YOUR INSTRUCTIONS. Write out every entry exactly as given, but omit the pictures.

Lines of data.
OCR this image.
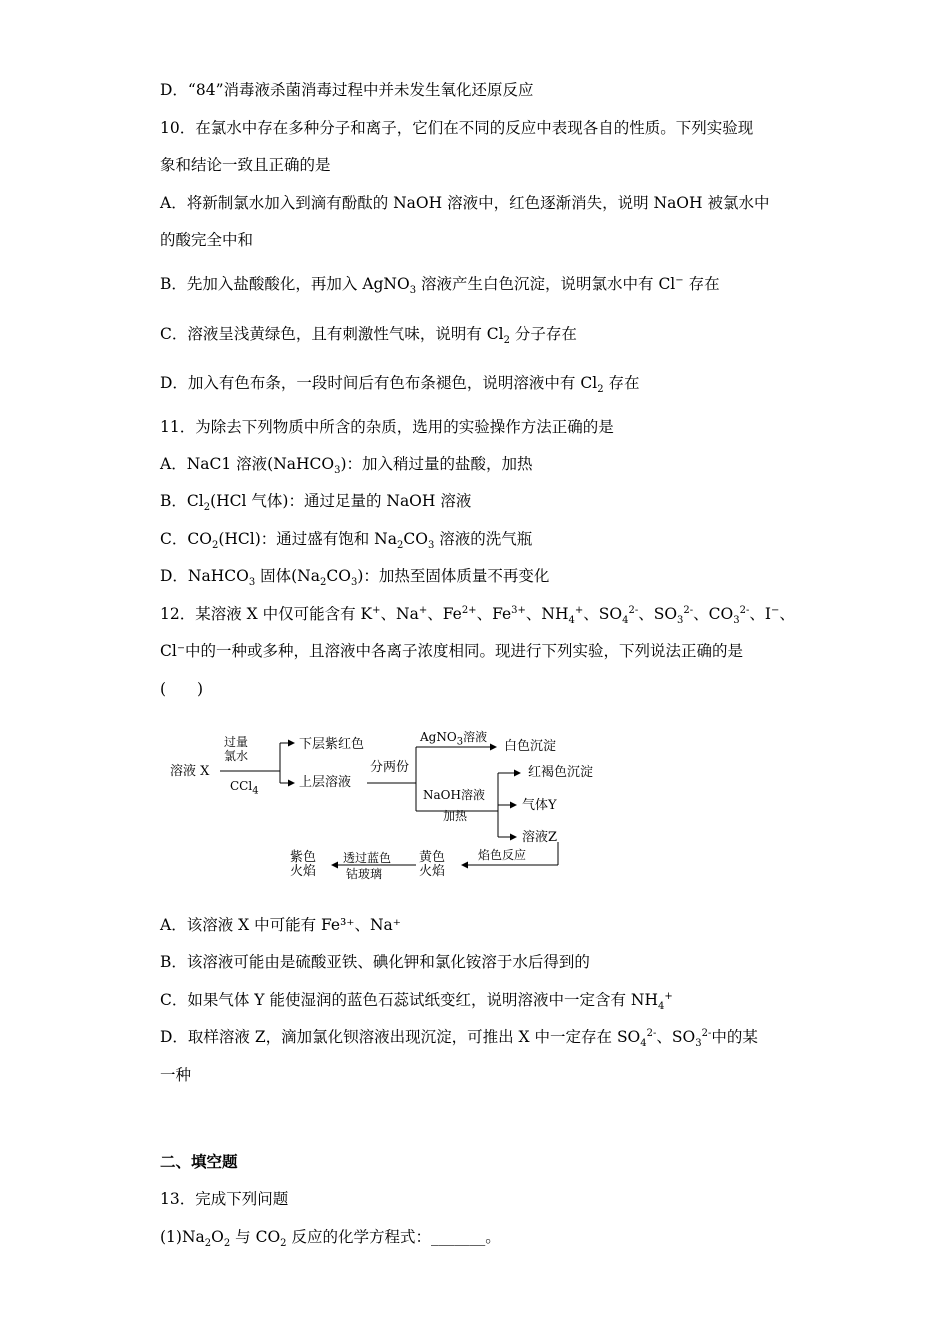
D．“84”消毒液杀菌消毒过程中并未发生氧化还原反应
10．在氯水中存在多种分子和离子，它们在不同的反应中表现各自的性质。下列实验现
象和结论一致且正确的是
A．将新制氯水加入到滴有酚酞的 NaOH 溶液中，红色逐渐消失，说明 NaOH 被氯水中
的酸完全中和
B．先加入盐酸酸化，再加入 AgNO$_3$ 溶液产生白色沉淀，说明氯水中有 Cl− 存在
C．溶液呈浅黄绿色，且有刺激性气味，说明有 $Cl_2$ 分子存在
D．加入有色布条，一段时间后有色布条褪色，说明溶液中有 $Cl_2$ 存在
11．为除去下列物质中所含的杂质，选用的实验操作方法正确的是
A．NaC1 溶液(NaHCO$_3$)：加入稍过量的盐酸，加热
B．$Cl_2(HCl$ 气体)：通过足量的 NaOH 溶液
C．$CO_2(HCl)$：通过盛有饱和 $Na_2CO_3$ 溶液的洗气瓶
D．NaHCO$_3$ 固体$(Na_2CO_3)$：加热至固体质量不再变化
12．某溶液 X 中仅可能含有 K+、Na+、$Fe^{2+}$、$Fe^{3+}$、$NH_4^+$、$SO_4^{2-}$、$SO_3^{2-}$、$CO_3^{2-}$、I−、
Cl⁻中的一种或多种，且溶液中各离子浓度相同。现进行下列实验，下列说法正确的是
(　　)
溶液 X
过量
氯水
CCl$_4$
下层紫红色
上层溶液
分两份
AgNO$_3$溶液
白色沉淀
NaOH溶液
加热
红褐色沉淀
气体Y
溶液Z
焰色反应
黄色
火焰
透过蓝色
钴玻璃
紫色
火焰
A．该溶液 X 中可能有 Fe³⁺、Na⁺
B．该溶液可能由是硫酸亚铁、碘化钾和氯化铵溶于水后得到的
C．如果气体 Y 能使湿润的蓝色石蕊试纸变红，说明溶液中一定含有 $NH_4^+$
D．取样溶液 Z，滴加氯化钡溶液出现沉淀，可推出 X 中一定存在 $SO_4^{2-}$、$SO_3^{2-}$中的某
一种
二、填空题
13．完成下列问题
$(1)Na_2O_2$ 与 $CO_2$ 反应的化学方程式：_______。
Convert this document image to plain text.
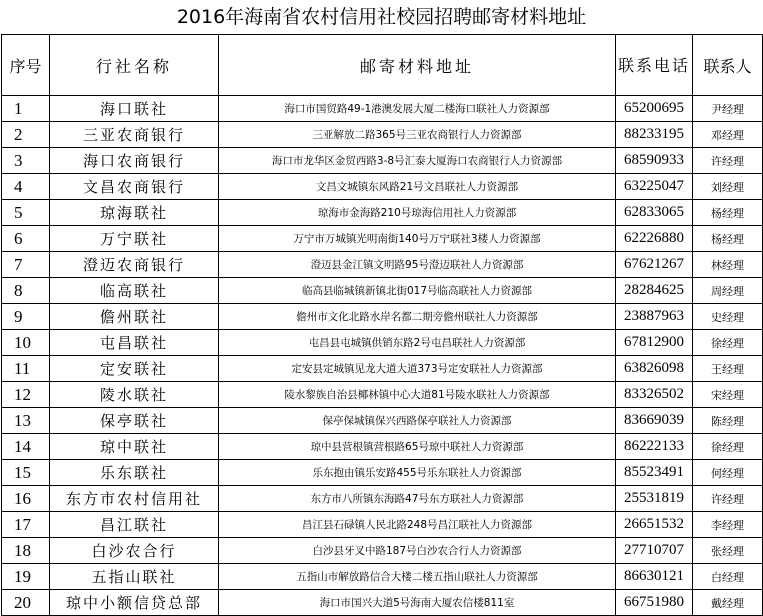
2016年海南省农村信用社校园招聘邮寄材料地址
序号	行社名称	邮寄材料地址	联系电话	联系人
1	海口联社	海口市国贸路49-1港澳发展大厦二楼海口联社人力资源部	65200695	尹经理
2	三亚农商银行	三亚解放二路365号三亚农商银行人力资源部	88233195	邓经理
3	海口农商银行	海口市龙华区金贸西路3-8号汇泰大厦海口农商银行人力资源部	68590933	许经理
4	文昌农商银行	文昌文城镇东风路21号文昌联社人力资源部	63225047	刘经理
5	琼海联社	琼海市金海路210号琼海信用社人力资源部	62833065	杨经理
6	万宁联社	万宁市万城镇光明南街140号万宁联社3楼人力资源部	62226880	杨经理
7	澄迈农商银行	澄迈县金江镇文明路95号澄迈联社人力资源部	67621267	林经理
8	临高联社	临高县临城镇新镇北街017号临高联社人力资源部	28284625	周经理
9	儋州联社	儋州市文化北路水岸名都二期旁儋州联社人力资源部	23887963	史经理
10	屯昌联社	屯昌县屯城镇供销东路2号屯昌联社人力资源部	67812900	徐经理
11	定安联社	定安县定城镇见龙大道大道373号定安联社人力资源部	63826098	王经理
12	陵水联社	陵水黎族自治县椰林镇中心大道81号陵水联社人力资源部	83326502	宋经理
13	保亭联社	保亭保城镇保兴西路保亭联社人力资源部	83669039	陈经理
14	琼中联社	琼中县营根镇营根路65号琼中联社人力资源部	86222133	徐经理
15	乐东联社	乐东抱由镇乐安路455号乐东联社人力资源部	85523491	何经理
16	东方市农村信用社	东方市八所镇东海路47号东方联社人力资源部	25531819	许经理
17	昌江联社	昌江县石碌镇人民北路248号昌江联社人力资源部	26651532	李经理
18	白沙农合行	白沙县牙叉中路187号白沙农合行人力资源部	27710707	张经理
19	五指山联社	五指山市解放路信合大楼二楼五指山联社人力资源部	86630121	白经理
20	琼中小额信贷总部	海口市国兴大道5号海南大厦农信楼811室	66751980	戴经理
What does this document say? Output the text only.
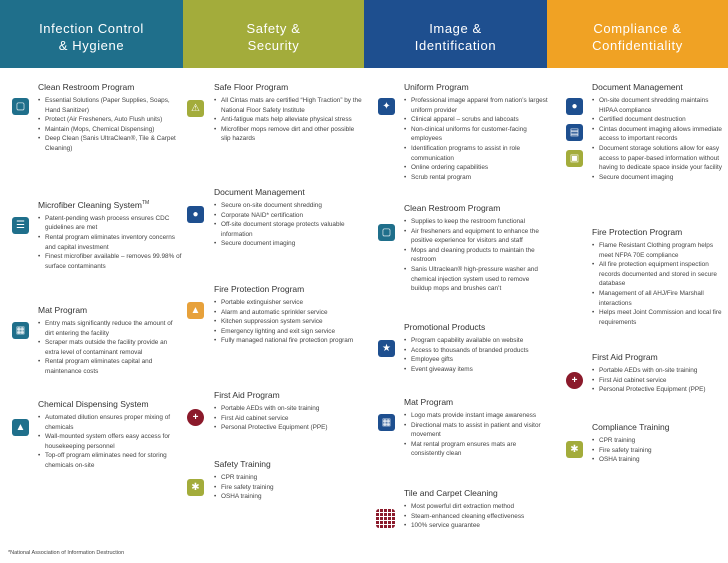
Infection Control
& Hygiene
Safety &
Security
Image &
Identification
Compliance &
Confidentiality
▢
Clean Restroom Program
• Essential Solutions (Paper Supplies, Soaps, Hand Sanitizer)
• Protect (Air Fresheners, Auto Flush units)
• Maintain (Mops, Chemical Dispensing)
• Deep Clean (Sanis UltraClean®, Tile & Carpet Cleaning)
☰
Microfiber Cleaning System™
• Patent-pending wash process ensures CDC guidelines are met
• Rental program eliminates inventory concerns and capital investment
• Finest microfiber available – removes 99.98% of surface contaminants
▦
Mat Program
• Entry mats significantly reduce the amount of dirt entering the facility
• Scraper mats outside the facility provide an extra level of contaminant removal
• Rental program eliminates capital and maintenance costs
▲
Chemical Dispensing System
• Automated dilution ensures proper mixing of chemicals
• Wall-mounted system offers easy access for housekeeping personnel
• Top-off program eliminates need for storing chemicals on-site
⚠
Safe Floor Program
• All Cintas mats are certified “High Traction” by the National Floor Safety Institute
• Anti-fatigue mats help alleviate physical stress
• Microfiber mops remove dirt and other possible slip hazards
●
Document Management
• Secure on-site document shredding
• Corporate NAID* certification
• Off-site document storage protects valuable information
• Secure document imaging
▲
Fire Protection Program
• Portable extinguisher service
• Alarm and automatic sprinkler service
• Kitchen suppression system service
• Emergency lighting and exit sign service
• Fully managed national fire protection program
+
First Aid Program
• Portable AEDs with on-site training
• First Aid cabinet service
• Personal Protective Equipment (PPE)
✱
Safety Training
• CPR training
• Fire safety training
• OSHA training
✦
Uniform Program
• Professional image apparel from nation’s largest uniform provider
• Clinical apparel – scrubs and labcoats
• Non-clinical uniforms for customer-facing employees
• Identification programs to assist in role communication
• Online ordering capabilities
• Scrub rental program
▢
Clean Restroom Program
• Supplies to keep the restroom functional
• Air fresheners and equipment to enhance the positive experience for visitors and staff
• Mops and cleaning products to maintain the restroom
• Sanis Ultraclean® high-pressure washer and chemical injection system used to remove buildup mops and brushes can’t
★
Promotional Products
• Program capability available on website
• Access to thousands of branded products
• Employee gifts
• Event giveaway items
▦
Mat Program
• Logo mats provide instant image awareness
• Directional mats to assist in patient and visitor movement
• Mat rental program ensures mats are consistently clean
Tile and Carpet Cleaning
• Most powerful dirt extraction method
• Steam-enhanced cleaning effectiveness
• 100% service guarantee
●
▤
▣
Document Management
• On-site document shredding maintains HIPAA compliance
• Certified document destruction
• Cintas document imaging allows immediate access to important records
• Document storage solutions allow for easy access to paper-based information without having to dedicate space inside your facility
• Secure document imaging
Fire Protection Program
• Flame Resistant Clothing program helps meet NFPA 70E compliance
• All fire protection equipment inspection records documented and stored in secure database
• Management of all AHJ/Fire Marshall interactions
• Helps meet Joint Commission and local fire requirements
+
First Aid Program
• Portable AEDs with on-site training
• First Aid cabinet service
• Personal Protective Equipment (PPE)
✱
Compliance Training
• CPR training
• Fire safety training
• OSHA training
*National Association of Information Destruction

PROBLEM SOLUTION.
OCR this image.
D．“84”消毒液杀菌消毒过程中并未发生氧化还原反应
10．在氯水中存在多种分子和离子，它们在不同的反应中表现各自的性质。下列实验现
象和结论一致且正确的是
A．将新制氯水加入到滴有酚酞的 NaOH 溶液中，红色逐渐消失，说明 NaOH 被氯水中
的酸完全中和
B．先加入盐酸酸化，再加入 AgNO$_3$ 溶液产生白色沉淀，说明氯水中有 Cl− 存在
C．溶液呈浅黄绿色，且有刺激性气味，说明有 $Cl_2$ 分子存在
D．加入有色布条，一段时间后有色布条褪色，说明溶液中有 $Cl_2$ 存在
11．为除去下列物质中所含的杂质，选用的实验操作方法正确的是
A．NaC1 溶液(NaHCO$_3$)：加入稍过量的盐酸，加热
B．$Cl_2(HCl$ 气体)：通过足量的 NaOH 溶液
C．$CO_2(HCl)$：通过盛有饱和 $Na_2CO_3$ 溶液的洗气瓶
D．NaHCO$_3$ 固体$(Na_2CO_3)$：加热至固体质量不再变化
12．某溶液 X 中仅可能含有 K+、Na+、$Fe^{2+}$、$Fe^{3+}$、$NH_4^+$、$SO_4^{2-}$、$SO_3^{2-}$、$CO_3^{2-}$、I−、
Cl⁻中的一种或多种，且溶液中各离子浓度相同。现进行下列实验，下列说法正确的是
(　　)
溶液 X
过量
氯水
CCl$_4$
下层紫红色
上层溶液
分两份
AgNO$_3$溶液
白色沉淀
NaOH溶液
加热
红褐色沉淀
气体Y
溶液Z
焰色反应
黄色
火焰
透过蓝色
钴玻璃
紫色
火焰
A．该溶液 X 中可能有 Fe³⁺、Na⁺
B．该溶液可能由是硫酸亚铁、碘化钾和氯化铵溶于水后得到的
C．如果气体 Y 能使湿润的蓝色石蕊试纸变红，说明溶液中一定含有 $NH_4^+$
D．取样溶液 Z，滴加氯化钡溶液出现沉淀，可推出 X 中一定存在 $SO_4^{2-}$、$SO_3^{2-}$中的某
一种
二、填空题
13．完成下列问题
$(1)Na_2O_2$ 与 $CO_2$ 反应的化学方程式：_______。
Convert this document image to plain text.
2016年海南省农村信用社校园招聘邮寄材料地址
序号	行社名称	邮寄材料地址	联系电话	联系人
1	海口联社	海口市国贸路49-1港澳发展大厦二楼海口联社人力资源部	65200695	尹经理
2	三亚农商银行	三亚解放二路365号三亚农商银行人力资源部	88233195	邓经理
3	海口农商银行	海口市龙华区金贸西路3-8号汇泰大厦海口农商银行人力资源部	68590933	许经理
4	文昌农商银行	文昌文城镇东风路21号文昌联社人力资源部	63225047	刘经理
5	琼海联社	琼海市金海路210号琼海信用社人力资源部	62833065	杨经理
6	万宁联社	万宁市万城镇光明南街140号万宁联社3楼人力资源部	62226880	杨经理
7	澄迈农商银行	澄迈县金江镇文明路95号澄迈联社人力资源部	67621267	林经理
8	临高联社	临高县临城镇新镇北街017号临高联社人力资源部	28284625	周经理
9	儋州联社	儋州市文化北路水岸名都二期旁儋州联社人力资源部	23887963	史经理
10	屯昌联社	屯昌县屯城镇供销东路2号屯昌联社人力资源部	67812900	徐经理
11	定安联社	定安县定城镇见龙大道大道373号定安联社人力资源部	63826098	王经理
12	陵水联社	陵水黎族自治县椰林镇中心大道81号陵水联社人力资源部	83326502	宋经理
13	保亭联社	保亭保城镇保兴西路保亭联社人力资源部	83669039	陈经理
14	琼中联社	琼中县营根镇营根路65号琼中联社人力资源部	86222133	徐经理
15	乐东联社	乐东抱由镇乐安路455号乐东联社人力资源部	85523491	何经理
16	东方市农村信用社	东方市八所镇东海路47号东方联社人力资源部	25531819	许经理
17	昌江联社	昌江县石碌镇人民北路248号昌江联社人力资源部	26651532	李经理
18	白沙农合行	白沙县牙叉中路187号白沙农合行人力资源部	27710707	张经理
19	五指山联社	五指山市解放路信合大楼二楼五指山联社人力资源部	86630121	白经理
20	琼中小额信贷总部	海口市国兴大道5号海南大厦农信楼811室	66751980	戴经理
What does this document say? Output the text only.
Infection Control
& Hygiene
Safety &
Security
Image &
Identification
Compliance &
Confidentiality
▢
Clean Restroom Program
• Essential Solutions (Paper Supplies, Soaps, Hand Sanitizer)
• Protect (Air Fresheners, Auto Flush units)
• Maintain (Mops, Chemical Dispensing)
• Deep Clean (Sanis UltraClean®, Tile & Carpet Cleaning)
☰
Microfiber Cleaning System™
• Patent-pending wash process ensures CDC guidelines are met
• Rental program eliminates inventory concerns and capital investment
• Finest microfiber available – removes 99.98% of surface contaminants
▦
Mat Program
• Entry mats significantly reduce the amount of dirt entering the facility
• Scraper mats outside the facility provide an extra level of contaminant removal
• Rental program eliminates capital and maintenance costs
▲
Chemical Dispensing System
• Automated dilution ensures proper mixing of chemicals
• Wall-mounted system offers easy access for housekeeping personnel
• Top-off program eliminates need for storing chemicals on-site
⚠
Safe Floor Program
• All Cintas mats are certified “High Traction” by the National Floor Safety Institute
• Anti-fatigue mats help alleviate physical stress
• Microfiber mops remove dirt and other possible slip hazards
●
Document Management
• Secure on-site document shredding
• Corporate NAID* certification
• Off-site document storage protects valuable information
• Secure document imaging
▲
Fire Protection Program
• Portable extinguisher service
• Alarm and automatic sprinkler service
• Kitchen suppression system service
• Emergency lighting and exit sign service
• Fully managed national fire protection program
+
First Aid Program
• Portable AEDs with on-site training
• First Aid cabinet service
• Personal Protective Equipment (PPE)
✱
Safety Training
• CPR training
• Fire safety training
• OSHA training
✦
Uniform Program
• Professional image apparel from nation’s largest uniform provider
• Clinical apparel – scrubs and labcoats
• Non-clinical uniforms for customer-facing employees
• Identification programs to assist in role communication
• Online ordering capabilities
• Scrub rental program
▢
Clean Restroom Program
• Supplies to keep the restroom functional
• Air fresheners and equipment to enhance the positive experience for visitors and staff
• Mops and cleaning products to maintain the restroom
• Sanis Ultraclean® high-pressure washer and chemical injection system used to remove buildup mops and brushes can’t
★
Promotional Products
• Program capability available on website
• Access to thousands of branded products
• Employee gifts
• Event giveaway items
▦
Mat Program
• Logo mats provide instant image awareness
• Directional mats to assist in patient and visitor movement
• Mat rental program ensures mats are consistently clean
Tile and Carpet Cleaning
• Most powerful dirt extraction method
• Steam-enhanced cleaning effectiveness
• 100% service guarantee
●
▤
▣
Document Management
• On-site document shredding maintains HIPAA compliance
• Certified document destruction
• Cintas document imaging allows immediate access to important records
• Document storage solutions allow for easy access to paper-based information without having to dedicate space inside your facility
• Secure document imaging
Fire Protection Program
• Flame Resistant Clothing program helps meet NFPA 70E compliance
• All fire protection equipment inspection records documented and stored in secure database
• Management of all AHJ/Fire Marshall interactions
• Helps meet Joint Commission and local fire requirements
+
First Aid Program
• Portable AEDs with on-site training
• First Aid cabinet service
• Personal Protective Equipment (PPE)
✱
Compliance Training
• CPR training
• Fire safety training
• OSHA training
*National Association of Information Destruction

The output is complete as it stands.